You are browsing the archive for threat hunting.

That’s a very fine Chardonnay you’re not drinking

August 26, 2019 in threat hunting


This post is vague on names, vendors, products. Simple reason: I don’t want to get sued.

However, I give you all the tools to go and find the vendors that abuse the trust ‘your’ users put in them.

Old Post

This post is an attempt to look at a threat that is often overlooked in our typical threat hunting scenarios: unintended data leakage.

Unintended means that users do not have any plan to steal a data and ruin a company. They simply lack the technical knowledge that would allow them to assess the risk of installing certain applications. Who am I kidding. It’s not only non-techies falling for it, but also more technical people as well. I saw evidence of the latter on a number of occasions. Yup, and the evidence includes yours truly.

How do we leak data in an unintended way?

□ □ □

* **Written tasks**:
- A) In the threat hunting post, what threat is described as often overlooked in typical threat hunting scenarios?
- B) Continue the threat hunting post, starting after its final line.

□ □ □

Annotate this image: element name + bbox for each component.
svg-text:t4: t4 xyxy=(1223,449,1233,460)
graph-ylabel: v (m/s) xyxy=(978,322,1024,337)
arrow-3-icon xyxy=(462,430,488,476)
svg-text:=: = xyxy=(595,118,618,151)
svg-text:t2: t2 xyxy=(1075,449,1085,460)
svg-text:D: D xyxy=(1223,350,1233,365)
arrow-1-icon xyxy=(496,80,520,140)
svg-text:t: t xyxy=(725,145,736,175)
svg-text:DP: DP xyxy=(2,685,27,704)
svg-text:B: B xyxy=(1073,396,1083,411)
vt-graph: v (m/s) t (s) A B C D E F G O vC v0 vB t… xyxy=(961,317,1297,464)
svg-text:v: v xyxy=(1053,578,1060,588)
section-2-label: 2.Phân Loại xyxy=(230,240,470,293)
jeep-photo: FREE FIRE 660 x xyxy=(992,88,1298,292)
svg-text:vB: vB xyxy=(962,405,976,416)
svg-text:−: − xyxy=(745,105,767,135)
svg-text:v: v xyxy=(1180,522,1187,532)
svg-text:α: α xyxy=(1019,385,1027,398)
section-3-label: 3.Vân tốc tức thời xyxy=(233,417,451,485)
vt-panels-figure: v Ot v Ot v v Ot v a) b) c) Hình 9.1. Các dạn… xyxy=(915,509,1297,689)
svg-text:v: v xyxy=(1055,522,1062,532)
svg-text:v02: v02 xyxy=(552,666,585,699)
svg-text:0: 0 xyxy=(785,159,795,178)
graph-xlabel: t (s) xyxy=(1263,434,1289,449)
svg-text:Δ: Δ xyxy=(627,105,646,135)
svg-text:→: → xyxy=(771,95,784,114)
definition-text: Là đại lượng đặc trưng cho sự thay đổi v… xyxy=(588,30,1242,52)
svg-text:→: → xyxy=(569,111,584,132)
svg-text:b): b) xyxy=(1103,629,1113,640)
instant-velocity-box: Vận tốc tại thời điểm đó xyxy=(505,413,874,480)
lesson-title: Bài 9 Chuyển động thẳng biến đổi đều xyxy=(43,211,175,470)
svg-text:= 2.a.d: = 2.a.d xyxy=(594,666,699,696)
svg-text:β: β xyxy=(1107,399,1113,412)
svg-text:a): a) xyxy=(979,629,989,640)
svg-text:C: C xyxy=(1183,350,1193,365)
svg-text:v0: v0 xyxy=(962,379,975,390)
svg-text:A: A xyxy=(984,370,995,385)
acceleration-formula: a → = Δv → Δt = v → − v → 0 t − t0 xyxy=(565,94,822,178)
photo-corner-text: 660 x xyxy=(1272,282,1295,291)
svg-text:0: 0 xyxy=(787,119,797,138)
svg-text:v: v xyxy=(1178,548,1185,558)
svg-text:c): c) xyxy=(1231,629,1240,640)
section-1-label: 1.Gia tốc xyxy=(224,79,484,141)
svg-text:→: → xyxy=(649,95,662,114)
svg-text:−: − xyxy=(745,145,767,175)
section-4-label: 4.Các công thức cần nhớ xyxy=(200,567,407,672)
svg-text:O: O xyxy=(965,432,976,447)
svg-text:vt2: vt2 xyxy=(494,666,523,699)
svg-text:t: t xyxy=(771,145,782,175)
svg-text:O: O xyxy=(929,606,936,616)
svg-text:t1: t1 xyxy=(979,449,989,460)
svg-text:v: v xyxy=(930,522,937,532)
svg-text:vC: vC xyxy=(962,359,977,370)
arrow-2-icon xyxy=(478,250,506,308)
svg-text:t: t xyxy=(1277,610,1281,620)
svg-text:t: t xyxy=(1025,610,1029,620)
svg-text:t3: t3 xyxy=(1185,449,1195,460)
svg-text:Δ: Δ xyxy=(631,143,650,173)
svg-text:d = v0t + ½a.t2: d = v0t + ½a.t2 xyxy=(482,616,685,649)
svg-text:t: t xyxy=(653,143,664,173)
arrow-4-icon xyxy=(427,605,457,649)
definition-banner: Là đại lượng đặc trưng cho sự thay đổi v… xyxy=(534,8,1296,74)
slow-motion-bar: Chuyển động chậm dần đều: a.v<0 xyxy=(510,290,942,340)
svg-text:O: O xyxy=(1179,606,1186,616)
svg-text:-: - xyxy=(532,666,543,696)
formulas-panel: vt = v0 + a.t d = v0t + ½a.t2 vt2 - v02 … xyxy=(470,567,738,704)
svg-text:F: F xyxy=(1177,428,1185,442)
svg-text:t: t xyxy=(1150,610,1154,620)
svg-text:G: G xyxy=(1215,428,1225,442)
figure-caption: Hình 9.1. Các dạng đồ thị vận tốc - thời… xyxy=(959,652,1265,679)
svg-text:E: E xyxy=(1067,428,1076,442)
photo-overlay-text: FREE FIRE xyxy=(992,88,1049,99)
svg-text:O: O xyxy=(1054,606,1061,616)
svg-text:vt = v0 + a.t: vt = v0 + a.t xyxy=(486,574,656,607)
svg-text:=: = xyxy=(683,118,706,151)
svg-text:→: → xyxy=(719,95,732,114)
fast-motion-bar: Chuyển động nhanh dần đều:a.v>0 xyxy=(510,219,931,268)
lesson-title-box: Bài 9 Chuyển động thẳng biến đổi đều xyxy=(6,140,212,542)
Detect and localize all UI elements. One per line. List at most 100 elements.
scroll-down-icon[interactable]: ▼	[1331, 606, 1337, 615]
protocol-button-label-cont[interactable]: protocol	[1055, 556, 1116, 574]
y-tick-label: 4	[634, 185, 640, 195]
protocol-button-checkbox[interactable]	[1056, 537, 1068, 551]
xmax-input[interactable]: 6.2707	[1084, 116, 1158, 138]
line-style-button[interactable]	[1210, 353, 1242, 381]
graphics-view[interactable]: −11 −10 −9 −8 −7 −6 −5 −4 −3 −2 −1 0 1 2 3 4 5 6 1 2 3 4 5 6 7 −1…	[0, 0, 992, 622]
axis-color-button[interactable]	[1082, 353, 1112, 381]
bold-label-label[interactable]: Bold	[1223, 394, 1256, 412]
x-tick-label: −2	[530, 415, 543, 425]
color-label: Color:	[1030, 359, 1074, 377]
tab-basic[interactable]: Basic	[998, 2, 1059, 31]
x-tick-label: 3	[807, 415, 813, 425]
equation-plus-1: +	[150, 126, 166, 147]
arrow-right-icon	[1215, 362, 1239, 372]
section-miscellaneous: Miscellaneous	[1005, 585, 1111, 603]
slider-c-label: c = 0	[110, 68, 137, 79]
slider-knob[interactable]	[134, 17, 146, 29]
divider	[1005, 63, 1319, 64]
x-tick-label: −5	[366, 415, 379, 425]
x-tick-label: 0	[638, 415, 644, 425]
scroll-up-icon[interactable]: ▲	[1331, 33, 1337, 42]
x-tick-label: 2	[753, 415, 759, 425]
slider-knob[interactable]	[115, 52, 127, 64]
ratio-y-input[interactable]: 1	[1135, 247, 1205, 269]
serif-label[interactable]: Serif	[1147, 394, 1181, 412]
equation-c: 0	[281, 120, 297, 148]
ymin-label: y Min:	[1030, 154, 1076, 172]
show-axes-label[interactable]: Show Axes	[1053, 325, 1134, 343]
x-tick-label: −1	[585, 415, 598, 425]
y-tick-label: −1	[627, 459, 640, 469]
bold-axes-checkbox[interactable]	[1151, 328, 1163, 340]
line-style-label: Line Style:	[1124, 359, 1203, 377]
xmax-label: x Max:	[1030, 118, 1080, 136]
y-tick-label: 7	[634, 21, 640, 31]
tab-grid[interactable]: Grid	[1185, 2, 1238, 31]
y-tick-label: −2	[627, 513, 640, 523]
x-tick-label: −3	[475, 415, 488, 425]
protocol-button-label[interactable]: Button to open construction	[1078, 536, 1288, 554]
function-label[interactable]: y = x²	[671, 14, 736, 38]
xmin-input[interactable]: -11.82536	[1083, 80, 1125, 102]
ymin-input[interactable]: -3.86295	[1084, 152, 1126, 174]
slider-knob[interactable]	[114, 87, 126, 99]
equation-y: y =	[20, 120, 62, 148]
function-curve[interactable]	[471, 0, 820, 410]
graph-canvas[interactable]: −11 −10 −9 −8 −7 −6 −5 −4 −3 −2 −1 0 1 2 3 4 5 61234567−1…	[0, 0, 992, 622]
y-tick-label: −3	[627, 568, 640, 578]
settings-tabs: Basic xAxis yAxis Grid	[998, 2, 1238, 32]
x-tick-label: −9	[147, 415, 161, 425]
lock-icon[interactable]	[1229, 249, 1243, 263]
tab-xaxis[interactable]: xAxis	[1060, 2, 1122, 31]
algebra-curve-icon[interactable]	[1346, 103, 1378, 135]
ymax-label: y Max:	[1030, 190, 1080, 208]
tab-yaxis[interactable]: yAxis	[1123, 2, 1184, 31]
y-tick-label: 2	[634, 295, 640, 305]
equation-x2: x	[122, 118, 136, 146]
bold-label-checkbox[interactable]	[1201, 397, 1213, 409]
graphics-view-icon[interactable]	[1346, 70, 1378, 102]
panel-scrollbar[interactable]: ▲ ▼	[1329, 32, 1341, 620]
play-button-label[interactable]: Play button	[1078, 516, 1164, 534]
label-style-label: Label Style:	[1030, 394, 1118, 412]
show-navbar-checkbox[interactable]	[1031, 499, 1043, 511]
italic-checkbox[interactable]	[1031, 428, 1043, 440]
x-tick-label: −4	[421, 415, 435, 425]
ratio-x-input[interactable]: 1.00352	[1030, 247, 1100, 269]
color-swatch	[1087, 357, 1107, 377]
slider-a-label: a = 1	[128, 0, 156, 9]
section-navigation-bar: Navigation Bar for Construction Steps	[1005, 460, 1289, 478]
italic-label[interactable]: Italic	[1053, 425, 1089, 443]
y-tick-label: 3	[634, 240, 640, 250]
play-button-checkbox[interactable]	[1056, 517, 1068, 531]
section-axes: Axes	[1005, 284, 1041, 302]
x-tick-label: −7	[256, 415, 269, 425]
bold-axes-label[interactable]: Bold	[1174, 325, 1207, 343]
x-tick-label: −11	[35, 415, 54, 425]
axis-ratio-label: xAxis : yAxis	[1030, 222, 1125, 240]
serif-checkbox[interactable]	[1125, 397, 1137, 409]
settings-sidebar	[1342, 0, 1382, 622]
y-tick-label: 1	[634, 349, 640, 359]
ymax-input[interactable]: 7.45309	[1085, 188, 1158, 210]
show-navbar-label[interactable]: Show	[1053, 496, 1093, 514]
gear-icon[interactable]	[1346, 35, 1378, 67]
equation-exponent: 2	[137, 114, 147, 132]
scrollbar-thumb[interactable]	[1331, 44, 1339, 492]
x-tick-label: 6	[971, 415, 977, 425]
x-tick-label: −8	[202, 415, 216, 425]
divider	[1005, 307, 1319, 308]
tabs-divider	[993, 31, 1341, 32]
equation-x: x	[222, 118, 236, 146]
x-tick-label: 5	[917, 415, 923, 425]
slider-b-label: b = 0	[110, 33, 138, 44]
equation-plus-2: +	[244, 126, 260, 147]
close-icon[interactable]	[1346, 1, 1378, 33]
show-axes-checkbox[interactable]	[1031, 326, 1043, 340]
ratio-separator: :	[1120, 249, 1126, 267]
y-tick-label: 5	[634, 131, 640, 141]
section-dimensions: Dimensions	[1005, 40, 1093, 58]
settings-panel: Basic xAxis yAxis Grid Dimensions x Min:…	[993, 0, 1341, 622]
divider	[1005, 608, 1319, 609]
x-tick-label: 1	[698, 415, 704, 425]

□ □ □

* **Results for the exercise**:
- A) Unintended data leakage.

- B)
The simplest example is the auto-complete/auto-suggest functionality. As you type stuff in various search boxes (OS, browser address bar, search bar, etc.), the data is often sent key by key to some remote server instantly. In return, a suggested word can be provided and the editor can help us to type faster by ‘guessing’ what the next word will be. This is a great and handy functionality, but the risk is that you may accidentally paste something sensitive and hit Enter. It did happen to me on more than one occasion over the years. I tend to flip between many windows pretty quickly, and sometimes such automation mode fails me. Additionally, if I work between two different OSes e.g. Windows and MAC, and with many host/guest combos my strong habits on one OS don’t translate well to the others. As such, wrong combinations of keys lead to a booboo. I developed a habit now that I always look at the search box before I hit enter, but I wouldn’t say this is a foolproof solution…

We can argue that these are just accidents and can be handled quickly. I agree. I wanted to describe a trivial case before I go to a more interesting area: the software.

There is a group of software that relies on a heavy interaction with servers for a very simple reason: it works using the same principles like auto-complete/auto-suggest functionality, but applies it not to typed keys only, but pretty much everything that has a textual form.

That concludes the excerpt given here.